***** Dataset
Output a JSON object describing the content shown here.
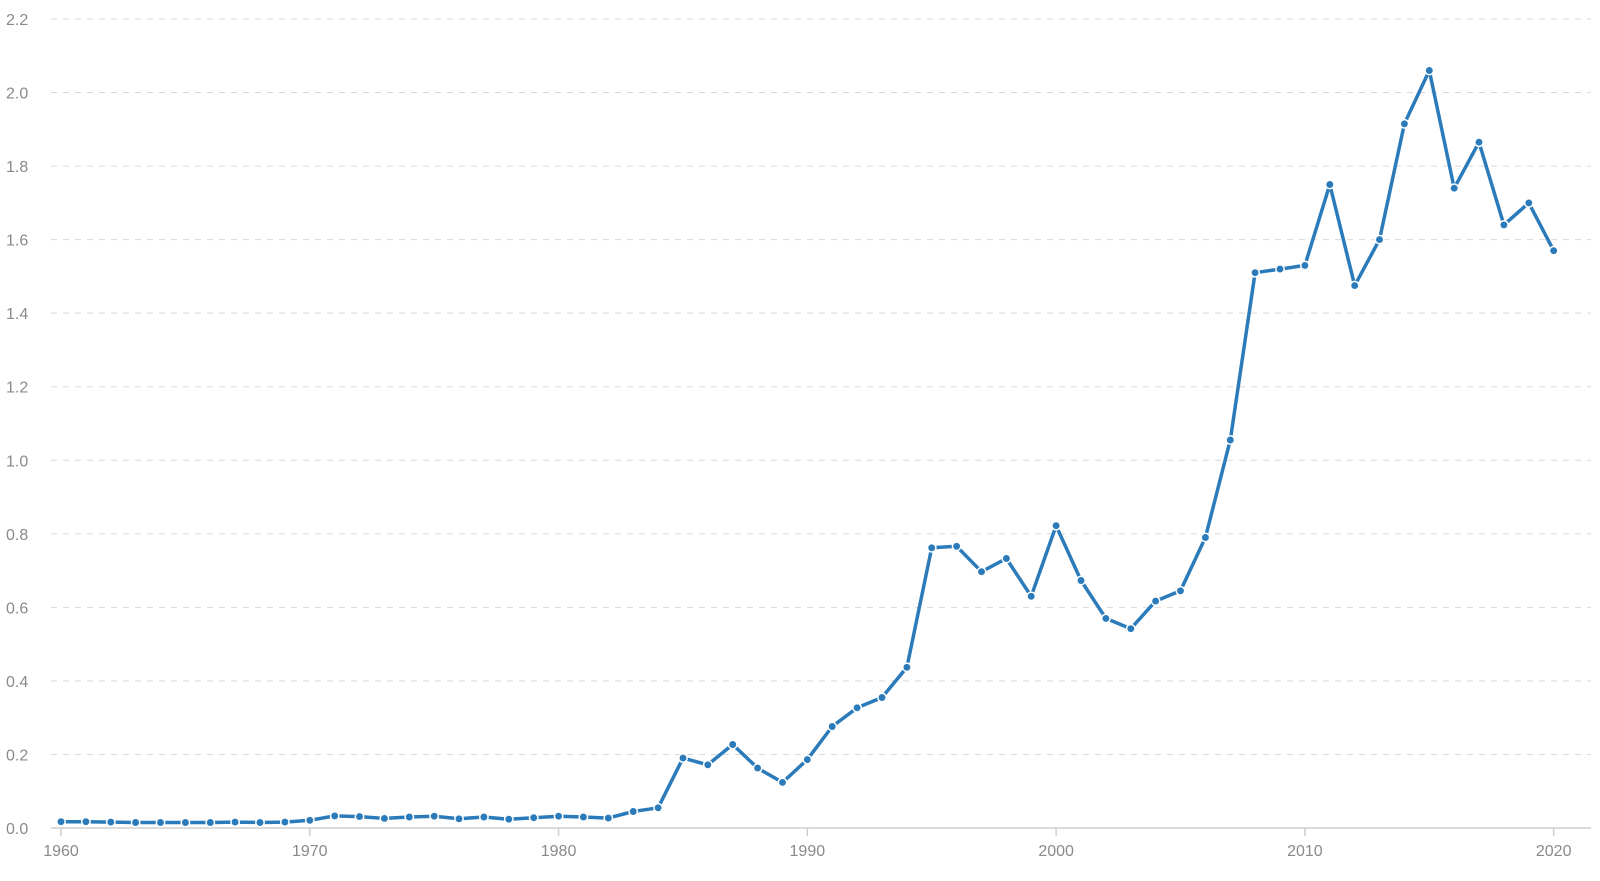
{
  "colors": {
    "series": "#2b7bba"
  },
  "chart_data": {
    "type": "line",
    "title": "",
    "xlabel": "",
    "ylabel": "",
    "xlim": [
      1960,
      2021.5
    ],
    "ylim": [
      0,
      2.2
    ],
    "y_ticks": [
      "0.0",
      "0.2",
      "0.4",
      "0.6",
      "0.8",
      "1.0",
      "1.2",
      "1.4",
      "1.6",
      "1.8",
      "2.0",
      "2.2"
    ],
    "x_ticks": [
      "1960",
      "1970",
      "1980",
      "1990",
      "2000",
      "2010",
      "2020"
    ],
    "grid": "horizontal dashed",
    "legend": "none",
    "series": [
      {
        "x": [
          1960,
          1961,
          1962,
          1963,
          1964,
          1965,
          1966,
          1967,
          1968,
          1969,
          1970,
          1971,
          1972,
          1973,
          1974,
          1975,
          1976,
          1977,
          1978,
          1979,
          1980,
          1981,
          1982,
          1983,
          1984,
          1985,
          1986,
          1987,
          1988,
          1989,
          1990,
          1991,
          1992,
          1993,
          1994,
          1995,
          1996,
          1997,
          1998,
          1999,
          2000,
          2001,
          2002,
          2003,
          2004,
          2005,
          2006,
          2007,
          2008,
          2009,
          2010,
          2011,
          2012,
          2013,
          2014,
          2015,
          2016,
          2017,
          2018,
          2019,
          2020
        ],
        "values": [
          0.017,
          0.017,
          0.016,
          0.015,
          0.015,
          0.015,
          0.015,
          0.016,
          0.015,
          0.016,
          0.021,
          0.033,
          0.031,
          0.026,
          0.03,
          0.032,
          0.025,
          0.03,
          0.024,
          0.028,
          0.032,
          0.03,
          0.027,
          0.045,
          0.055,
          0.19,
          0.172,
          0.227,
          0.163,
          0.124,
          0.186,
          0.276,
          0.327,
          0.355,
          0.437,
          0.762,
          0.766,
          0.697,
          0.733,
          0.63,
          0.822,
          0.673,
          0.57,
          0.542,
          0.617,
          0.645,
          0.79,
          1.055,
          1.51,
          1.52,
          1.53,
          1.75,
          1.475,
          1.6,
          1.915,
          2.06,
          1.74,
          1.865,
          1.64,
          1.7,
          1.57
        ]
      }
    ]
  }
}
**********
> _Work to complete_: Repeat the material above in full and unchanged, minus its images.

> _Correct result_:
Output a JSON object describing the content shown here.
{
  "colors": {
    "series": "#2b7bba"
  },
  "chart_data": {
    "type": "line",
    "title": "",
    "xlabel": "",
    "ylabel": "",
    "xlim": [
      1960,
      2021.5
    ],
    "ylim": [
      0,
      2.2
    ],
    "y_ticks": [
      "0.0",
      "0.2",
      "0.4",
      "0.6",
      "0.8",
      "1.0",
      "1.2",
      "1.4",
      "1.6",
      "1.8",
      "2.0",
      "2.2"
    ],
    "x_ticks": [
      "1960",
      "1970",
      "1980",
      "1990",
      "2000",
      "2010",
      "2020"
    ],
    "grid": "horizontal dashed",
    "legend": "none",
    "series": [
      {
        "x": [
          1960,
          1961,
          1962,
          1963,
          1964,
          1965,
          1966,
          1967,
          1968,
          1969,
          1970,
          1971,
          1972,
          1973,
          1974,
          1975,
          1976,
          1977,
          1978,
          1979,
          1980,
          1981,
          1982,
          1983,
          1984,
          1985,
          1986,
          1987,
          1988,
          1989,
          1990,
          1991,
          1992,
          1993,
          1994,
          1995,
          1996,
          1997,
          1998,
          1999,
          2000,
          2001,
          2002,
          2003,
          2004,
          2005,
          2006,
          2007,
          2008,
          2009,
          2010,
          2011,
          2012,
          2013,
          2014,
          2015,
          2016,
          2017,
          2018,
          2019,
          2020
        ],
        "values": [
          0.017,
          0.017,
          0.016,
          0.015,
          0.015,
          0.015,
          0.015,
          0.016,
          0.015,
          0.016,
          0.021,
          0.033,
          0.031,
          0.026,
          0.03,
          0.032,
          0.025,
          0.03,
          0.024,
          0.028,
          0.032,
          0.03,
          0.027,
          0.045,
          0.055,
          0.19,
          0.172,
          0.227,
          0.163,
          0.124,
          0.186,
          0.276,
          0.327,
          0.355,
          0.437,
          0.762,
          0.766,
          0.697,
          0.733,
          0.63,
          0.822,
          0.673,
          0.57,
          0.542,
          0.617,
          0.645,
          0.79,
          1.055,
          1.51,
          1.52,
          1.53,
          1.75,
          1.475,
          1.6,
          1.915,
          2.06,
          1.74,
          1.865,
          1.64,
          1.7,
          1.57
        ]
      }
    ]
  }
}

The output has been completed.